• [EXERCISE PROMPT] Copy every line that contains the string "name" from the entries below.

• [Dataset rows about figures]
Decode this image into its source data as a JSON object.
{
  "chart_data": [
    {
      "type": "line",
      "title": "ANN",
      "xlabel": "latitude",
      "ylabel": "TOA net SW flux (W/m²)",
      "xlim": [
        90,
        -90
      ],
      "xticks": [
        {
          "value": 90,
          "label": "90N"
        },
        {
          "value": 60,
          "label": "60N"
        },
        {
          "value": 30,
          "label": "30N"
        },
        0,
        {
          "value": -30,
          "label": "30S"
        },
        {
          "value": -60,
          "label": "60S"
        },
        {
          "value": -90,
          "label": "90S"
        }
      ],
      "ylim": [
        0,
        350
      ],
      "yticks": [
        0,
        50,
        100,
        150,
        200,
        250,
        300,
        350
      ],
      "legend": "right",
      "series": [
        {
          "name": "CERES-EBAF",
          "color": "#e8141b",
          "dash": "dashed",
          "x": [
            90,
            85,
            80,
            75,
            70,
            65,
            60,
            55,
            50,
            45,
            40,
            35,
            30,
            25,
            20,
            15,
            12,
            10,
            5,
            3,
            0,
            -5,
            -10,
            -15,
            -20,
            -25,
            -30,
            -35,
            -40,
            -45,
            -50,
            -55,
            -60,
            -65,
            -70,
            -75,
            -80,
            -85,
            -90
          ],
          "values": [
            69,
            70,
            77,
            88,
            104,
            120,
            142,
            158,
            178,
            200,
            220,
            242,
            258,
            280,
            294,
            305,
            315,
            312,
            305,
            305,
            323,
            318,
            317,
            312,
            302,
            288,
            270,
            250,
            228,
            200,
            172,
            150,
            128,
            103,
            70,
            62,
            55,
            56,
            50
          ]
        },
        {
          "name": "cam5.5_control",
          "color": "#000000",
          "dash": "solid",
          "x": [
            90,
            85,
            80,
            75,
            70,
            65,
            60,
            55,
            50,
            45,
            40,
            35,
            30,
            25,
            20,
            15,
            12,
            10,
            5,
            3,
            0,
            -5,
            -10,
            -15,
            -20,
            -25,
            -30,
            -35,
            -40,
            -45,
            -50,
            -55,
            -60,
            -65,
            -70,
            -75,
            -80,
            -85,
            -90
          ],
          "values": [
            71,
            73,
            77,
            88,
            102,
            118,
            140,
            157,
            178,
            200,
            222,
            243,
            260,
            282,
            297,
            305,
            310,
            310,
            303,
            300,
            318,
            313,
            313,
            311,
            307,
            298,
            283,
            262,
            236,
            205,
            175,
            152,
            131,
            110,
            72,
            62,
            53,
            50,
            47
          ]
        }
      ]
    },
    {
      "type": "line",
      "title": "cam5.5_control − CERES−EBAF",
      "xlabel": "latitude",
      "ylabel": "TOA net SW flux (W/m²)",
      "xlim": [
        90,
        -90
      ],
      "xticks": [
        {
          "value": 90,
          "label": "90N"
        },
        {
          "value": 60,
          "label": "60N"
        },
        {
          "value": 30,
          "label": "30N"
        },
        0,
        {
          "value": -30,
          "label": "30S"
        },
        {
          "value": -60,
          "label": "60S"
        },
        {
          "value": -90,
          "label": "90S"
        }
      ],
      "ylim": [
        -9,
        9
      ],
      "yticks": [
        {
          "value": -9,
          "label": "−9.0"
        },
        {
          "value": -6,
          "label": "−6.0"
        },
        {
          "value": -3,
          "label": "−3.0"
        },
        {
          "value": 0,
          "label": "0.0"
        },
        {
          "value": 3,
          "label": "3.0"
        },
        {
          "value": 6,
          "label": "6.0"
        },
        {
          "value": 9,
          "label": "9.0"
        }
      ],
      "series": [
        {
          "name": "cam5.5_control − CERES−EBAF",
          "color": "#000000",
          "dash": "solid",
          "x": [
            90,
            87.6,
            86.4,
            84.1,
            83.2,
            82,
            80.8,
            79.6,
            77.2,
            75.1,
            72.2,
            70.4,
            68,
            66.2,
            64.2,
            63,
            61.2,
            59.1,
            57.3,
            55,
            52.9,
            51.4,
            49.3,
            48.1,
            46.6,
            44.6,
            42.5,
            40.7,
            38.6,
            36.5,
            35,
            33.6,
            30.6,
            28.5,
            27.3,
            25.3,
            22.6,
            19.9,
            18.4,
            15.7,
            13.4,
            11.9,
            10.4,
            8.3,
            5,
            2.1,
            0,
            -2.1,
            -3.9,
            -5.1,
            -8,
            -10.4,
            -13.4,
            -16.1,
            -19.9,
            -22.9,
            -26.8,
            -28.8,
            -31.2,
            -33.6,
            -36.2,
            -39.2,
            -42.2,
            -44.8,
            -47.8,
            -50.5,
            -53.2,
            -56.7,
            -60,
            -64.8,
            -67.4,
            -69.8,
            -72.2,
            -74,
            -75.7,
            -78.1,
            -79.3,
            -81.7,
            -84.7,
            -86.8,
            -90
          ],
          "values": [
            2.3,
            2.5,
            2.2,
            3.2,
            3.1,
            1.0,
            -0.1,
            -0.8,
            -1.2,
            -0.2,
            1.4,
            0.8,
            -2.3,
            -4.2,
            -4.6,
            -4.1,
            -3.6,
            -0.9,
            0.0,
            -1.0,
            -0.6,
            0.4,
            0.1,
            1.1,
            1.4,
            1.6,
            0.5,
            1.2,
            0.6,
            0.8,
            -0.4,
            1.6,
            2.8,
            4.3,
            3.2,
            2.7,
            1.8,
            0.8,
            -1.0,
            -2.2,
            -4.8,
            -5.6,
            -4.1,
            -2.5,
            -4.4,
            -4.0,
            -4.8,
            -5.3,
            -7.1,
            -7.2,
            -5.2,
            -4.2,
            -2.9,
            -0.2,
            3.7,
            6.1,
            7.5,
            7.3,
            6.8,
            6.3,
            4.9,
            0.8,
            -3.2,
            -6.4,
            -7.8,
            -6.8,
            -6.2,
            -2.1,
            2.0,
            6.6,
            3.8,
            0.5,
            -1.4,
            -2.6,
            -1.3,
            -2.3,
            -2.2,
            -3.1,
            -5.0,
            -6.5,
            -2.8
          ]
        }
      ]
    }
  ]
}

• [THE COMPLETED TASK]
          "name": "CERES-EBAF",
          "name": "cam5.5_control",
          "name": "cam5.5_control − CERES−EBAF",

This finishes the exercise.